[DO THIS]: Repeat all of the records verbatim.

^^^^

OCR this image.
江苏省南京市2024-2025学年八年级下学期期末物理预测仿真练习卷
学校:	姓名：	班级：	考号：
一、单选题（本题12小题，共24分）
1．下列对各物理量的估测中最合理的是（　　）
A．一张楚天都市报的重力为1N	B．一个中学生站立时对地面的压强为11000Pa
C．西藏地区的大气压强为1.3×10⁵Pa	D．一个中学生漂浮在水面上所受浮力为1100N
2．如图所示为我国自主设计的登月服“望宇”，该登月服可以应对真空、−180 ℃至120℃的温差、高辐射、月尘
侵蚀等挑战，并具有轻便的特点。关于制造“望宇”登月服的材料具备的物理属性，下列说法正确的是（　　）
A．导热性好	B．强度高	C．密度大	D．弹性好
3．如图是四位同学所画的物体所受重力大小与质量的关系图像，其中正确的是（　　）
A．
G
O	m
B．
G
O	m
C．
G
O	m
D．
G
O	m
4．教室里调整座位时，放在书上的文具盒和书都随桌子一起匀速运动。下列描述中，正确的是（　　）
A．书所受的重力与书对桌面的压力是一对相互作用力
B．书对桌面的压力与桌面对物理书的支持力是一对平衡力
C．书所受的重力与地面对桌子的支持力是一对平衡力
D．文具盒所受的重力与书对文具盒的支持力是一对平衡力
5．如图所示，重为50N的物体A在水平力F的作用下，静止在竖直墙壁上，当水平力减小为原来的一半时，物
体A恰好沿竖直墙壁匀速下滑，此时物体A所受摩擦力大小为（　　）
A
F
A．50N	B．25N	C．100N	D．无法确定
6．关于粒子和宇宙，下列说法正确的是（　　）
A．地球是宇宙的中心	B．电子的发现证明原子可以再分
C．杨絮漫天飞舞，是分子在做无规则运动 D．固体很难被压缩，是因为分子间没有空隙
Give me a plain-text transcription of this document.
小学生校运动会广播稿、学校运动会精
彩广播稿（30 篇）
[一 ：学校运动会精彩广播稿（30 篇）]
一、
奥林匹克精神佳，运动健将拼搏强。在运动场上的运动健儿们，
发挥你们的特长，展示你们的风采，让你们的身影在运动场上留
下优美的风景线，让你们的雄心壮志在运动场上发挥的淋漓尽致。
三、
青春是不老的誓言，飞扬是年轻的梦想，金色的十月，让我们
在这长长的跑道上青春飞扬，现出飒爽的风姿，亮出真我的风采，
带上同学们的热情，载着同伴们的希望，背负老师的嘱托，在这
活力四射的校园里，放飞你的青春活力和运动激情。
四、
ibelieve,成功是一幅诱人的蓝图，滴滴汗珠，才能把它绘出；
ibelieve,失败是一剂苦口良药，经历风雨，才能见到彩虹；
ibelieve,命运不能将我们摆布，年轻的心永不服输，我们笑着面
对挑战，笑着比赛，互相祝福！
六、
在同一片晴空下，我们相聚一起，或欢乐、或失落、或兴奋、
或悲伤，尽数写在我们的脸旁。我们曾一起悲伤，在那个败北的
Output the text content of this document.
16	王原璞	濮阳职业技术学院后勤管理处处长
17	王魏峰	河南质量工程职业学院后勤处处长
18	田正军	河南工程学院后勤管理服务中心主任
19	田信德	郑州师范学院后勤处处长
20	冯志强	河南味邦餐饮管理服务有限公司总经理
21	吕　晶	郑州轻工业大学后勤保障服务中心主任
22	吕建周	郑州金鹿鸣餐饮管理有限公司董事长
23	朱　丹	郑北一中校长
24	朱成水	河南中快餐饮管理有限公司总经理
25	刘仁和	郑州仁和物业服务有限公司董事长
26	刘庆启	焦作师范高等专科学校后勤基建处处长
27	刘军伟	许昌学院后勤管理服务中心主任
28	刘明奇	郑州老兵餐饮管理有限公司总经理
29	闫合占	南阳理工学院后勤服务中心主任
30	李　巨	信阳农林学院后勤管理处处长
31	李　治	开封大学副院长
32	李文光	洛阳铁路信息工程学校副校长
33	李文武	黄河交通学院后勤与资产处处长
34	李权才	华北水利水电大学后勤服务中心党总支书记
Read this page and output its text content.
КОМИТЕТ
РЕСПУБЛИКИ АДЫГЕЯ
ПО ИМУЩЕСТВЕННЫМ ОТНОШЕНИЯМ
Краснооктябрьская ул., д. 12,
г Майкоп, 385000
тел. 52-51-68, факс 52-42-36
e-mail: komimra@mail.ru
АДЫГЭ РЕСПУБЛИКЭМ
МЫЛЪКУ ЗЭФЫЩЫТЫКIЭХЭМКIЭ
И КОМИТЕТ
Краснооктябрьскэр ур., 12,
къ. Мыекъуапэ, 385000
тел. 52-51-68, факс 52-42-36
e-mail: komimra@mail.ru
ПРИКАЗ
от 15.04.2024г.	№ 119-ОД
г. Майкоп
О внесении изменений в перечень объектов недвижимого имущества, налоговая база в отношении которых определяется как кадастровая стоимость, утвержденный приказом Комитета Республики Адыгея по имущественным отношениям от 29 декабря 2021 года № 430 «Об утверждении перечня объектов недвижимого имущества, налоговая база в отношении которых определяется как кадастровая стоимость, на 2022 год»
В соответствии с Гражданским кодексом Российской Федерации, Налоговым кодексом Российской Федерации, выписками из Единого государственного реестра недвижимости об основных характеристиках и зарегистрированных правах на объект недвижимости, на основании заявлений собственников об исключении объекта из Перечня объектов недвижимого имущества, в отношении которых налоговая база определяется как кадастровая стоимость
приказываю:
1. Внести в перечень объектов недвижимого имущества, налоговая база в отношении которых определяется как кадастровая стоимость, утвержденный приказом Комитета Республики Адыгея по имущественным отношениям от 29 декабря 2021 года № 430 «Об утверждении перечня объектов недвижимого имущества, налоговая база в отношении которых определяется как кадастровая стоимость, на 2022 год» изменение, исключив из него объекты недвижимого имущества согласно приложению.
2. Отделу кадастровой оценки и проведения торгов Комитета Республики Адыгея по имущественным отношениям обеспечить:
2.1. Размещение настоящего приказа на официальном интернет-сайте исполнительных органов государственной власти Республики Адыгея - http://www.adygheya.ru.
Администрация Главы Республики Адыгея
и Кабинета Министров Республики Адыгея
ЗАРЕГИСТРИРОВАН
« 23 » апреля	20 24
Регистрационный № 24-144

^^^^

[FINISHED ANSWER]:
OCR this image.
江苏省南京市2024-2025学年八年级下学期期末物理预测仿真练习卷
学校:	姓名：	班级：	考号：
一、单选题（本题12小题，共24分）
1．下列对各物理量的估测中最合理的是（　　）
A．一张楚天都市报的重力为1N	B．一个中学生站立时对地面的压强为11000Pa
C．西藏地区的大气压强为1.3×10⁵Pa	D．一个中学生漂浮在水面上所受浮力为1100N
2．如图所示为我国自主设计的登月服“望宇”，该登月服可以应对真空、−180 ℃至120℃的温差、高辐射、月尘
侵蚀等挑战，并具有轻便的特点。关于制造“望宇”登月服的材料具备的物理属性，下列说法正确的是（　　）
A．导热性好	B．强度高	C．密度大	D．弹性好
3．如图是四位同学所画的物体所受重力大小与质量的关系图像，其中正确的是（　　）
A．
G
O	m
B．
G
O	m
C．
G
O	m
D．
G
O	m
4．教室里调整座位时，放在书上的文具盒和书都随桌子一起匀速运动。下列描述中，正确的是（　　）
A．书所受的重力与书对桌面的压力是一对相互作用力
B．书对桌面的压力与桌面对物理书的支持力是一对平衡力
C．书所受的重力与地面对桌子的支持力是一对平衡力
D．文具盒所受的重力与书对文具盒的支持力是一对平衡力
5．如图所示，重为50N的物体A在水平力F的作用下，静止在竖直墙壁上，当水平力减小为原来的一半时，物
体A恰好沿竖直墙壁匀速下滑，此时物体A所受摩擦力大小为（　　）
A
F
A．50N	B．25N	C．100N	D．无法确定
6．关于粒子和宇宙，下列说法正确的是（　　）
A．地球是宇宙的中心	B．电子的发现证明原子可以再分
C．杨絮漫天飞舞，是分子在做无规则运动 D．固体很难被压缩，是因为分子间没有空隙
Give me a plain-text transcription of this document.
小学生校运动会广播稿、学校运动会精
彩广播稿（30 篇）
[一 ：学校运动会精彩广播稿（30 篇）]
一、
奥林匹克精神佳，运动健将拼搏强。在运动场上的运动健儿们，
发挥你们的特长，展示你们的风采，让你们的身影在运动场上留
下优美的风景线，让你们的雄心壮志在运动场上发挥的淋漓尽致。
三、
青春是不老的誓言，飞扬是年轻的梦想，金色的十月，让我们
在这长长的跑道上青春飞扬，现出飒爽的风姿，亮出真我的风采，
带上同学们的热情，载着同伴们的希望，背负老师的嘱托，在这
活力四射的校园里，放飞你的青春活力和运动激情。
四、
ibelieve,成功是一幅诱人的蓝图，滴滴汗珠，才能把它绘出；
ibelieve,失败是一剂苦口良药，经历风雨，才能见到彩虹；
ibelieve,命运不能将我们摆布，年轻的心永不服输，我们笑着面
对挑战，笑着比赛，互相祝福！
六、
在同一片晴空下，我们相聚一起，或欢乐、或失落、或兴奋、
或悲伤，尽数写在我们的脸旁。我们曾一起悲伤，在那个败北的
Output the text content of this document.
16	王原璞	濮阳职业技术学院后勤管理处处长
17	王魏峰	河南质量工程职业学院后勤处处长
18	田正军	河南工程学院后勤管理服务中心主任
19	田信德	郑州师范学院后勤处处长
20	冯志强	河南味邦餐饮管理服务有限公司总经理
21	吕　晶	郑州轻工业大学后勤保障服务中心主任
22	吕建周	郑州金鹿鸣餐饮管理有限公司董事长
23	朱　丹	郑北一中校长
24	朱成水	河南中快餐饮管理有限公司总经理
25	刘仁和	郑州仁和物业服务有限公司董事长
26	刘庆启	焦作师范高等专科学校后勤基建处处长
27	刘军伟	许昌学院后勤管理服务中心主任
28	刘明奇	郑州老兵餐饮管理有限公司总经理
29	闫合占	南阳理工学院后勤服务中心主任
30	李　巨	信阳农林学院后勤管理处处长
31	李　治	开封大学副院长
32	李文光	洛阳铁路信息工程学校副校长
33	李文武	黄河交通学院后勤与资产处处长
34	李权才	华北水利水电大学后勤服务中心党总支书记
Read this page and output its text content.
КОМИТЕТ
РЕСПУБЛИКИ АДЫГЕЯ
ПО ИМУЩЕСТВЕННЫМ ОТНОШЕНИЯМ
Краснооктябрьская ул., д. 12,
г Майкоп, 385000
тел. 52-51-68, факс 52-42-36
e-mail: komimra@mail.ru
АДЫГЭ РЕСПУБЛИКЭМ
МЫЛЪКУ ЗЭФЫЩЫТЫКIЭХЭМКIЭ
И КОМИТЕТ
Краснооктябрьскэр ур., 12,
къ. Мыекъуапэ, 385000
тел. 52-51-68, факс 52-42-36
e-mail: komimra@mail.ru
ПРИКАЗ
от 15.04.2024г.	№ 119-ОД
г. Майкоп
О внесении изменений в перечень объектов недвижимого имущества, налоговая база в отношении которых определяется как кадастровая стоимость, утвержденный приказом Комитета Республики Адыгея по имущественным отношениям от 29 декабря 2021 года № 430 «Об утверждении перечня объектов недвижимого имущества, налоговая база в отношении которых определяется как кадастровая стоимость, на 2022 год»
В соответствии с Гражданским кодексом Российской Федерации, Налоговым кодексом Российской Федерации, выписками из Единого государственного реестра недвижимости об основных характеристиках и зарегистрированных правах на объект недвижимости, на основании заявлений собственников об исключении объекта из Перечня объектов недвижимого имущества, в отношении которых налоговая база определяется как кадастровая стоимость
приказываю:
1. Внести в перечень объектов недвижимого имущества, налоговая база в отношении которых определяется как кадастровая стоимость, утвержденный приказом Комитета Республики Адыгея по имущественным отношениям от 29 декабря 2021 года № 430 «Об утверждении перечня объектов недвижимого имущества, налоговая база в отношении которых определяется как кадастровая стоимость, на 2022 год» изменение, исключив из него объекты недвижимого имущества согласно приложению.
2. Отделу кадастровой оценки и проведения торгов Комитета Республики Адыгея по имущественным отношениям обеспечить:
2.1. Размещение настоящего приказа на официальном интернет-сайте исполнительных органов государственной власти Республики Адыгея - http://www.adygheya.ru.
Администрация Главы Республики Адыгея
и Кабинета Министров Республики Адыгея
ЗАРЕГИСТРИРОВАН
« 23 » апреля	20 24
Регистрационный № 24-144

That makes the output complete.